═════ PROVIDED MATERIAL ═════
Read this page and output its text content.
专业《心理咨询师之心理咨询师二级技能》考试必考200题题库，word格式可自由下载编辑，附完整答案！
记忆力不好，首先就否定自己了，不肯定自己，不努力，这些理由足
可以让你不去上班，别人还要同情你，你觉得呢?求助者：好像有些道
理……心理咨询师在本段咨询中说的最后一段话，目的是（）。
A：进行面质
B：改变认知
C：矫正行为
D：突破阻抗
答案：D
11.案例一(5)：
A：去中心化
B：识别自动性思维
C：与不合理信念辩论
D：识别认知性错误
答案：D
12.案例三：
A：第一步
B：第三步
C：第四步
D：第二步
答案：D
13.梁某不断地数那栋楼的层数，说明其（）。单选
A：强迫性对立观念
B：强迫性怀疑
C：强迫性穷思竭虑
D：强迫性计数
═════
WORK REQUIRED – Every line of the data above should be copied exactly.

WRITTEN RESPONSE –
Read this page and output its text content.
专业《心理咨询师之心理咨询师二级技能》考试必考200题题库，word格式可自由下载编辑，附完整答案！
记忆力不好，首先就否定自己了，不肯定自己，不努力，这些理由足
可以让你不去上班，别人还要同情你，你觉得呢?求助者：好像有些道
理……心理咨询师在本段咨询中说的最后一段话，目的是（）。
A：进行面质
B：改变认知
C：矫正行为
D：突破阻抗
答案：D
11.案例一(5)：
A：去中心化
B：识别自动性思维
C：与不合理信念辩论
D：识别认知性错误
答案：D
12.案例三：
A：第一步
B：第三步
C：第四步
D：第二步
答案：D
13.梁某不断地数那栋楼的层数，说明其（）。单选
A：强迫性对立观念
B：强迫性怀疑
C：强迫性穷思竭虑
D：强迫性计数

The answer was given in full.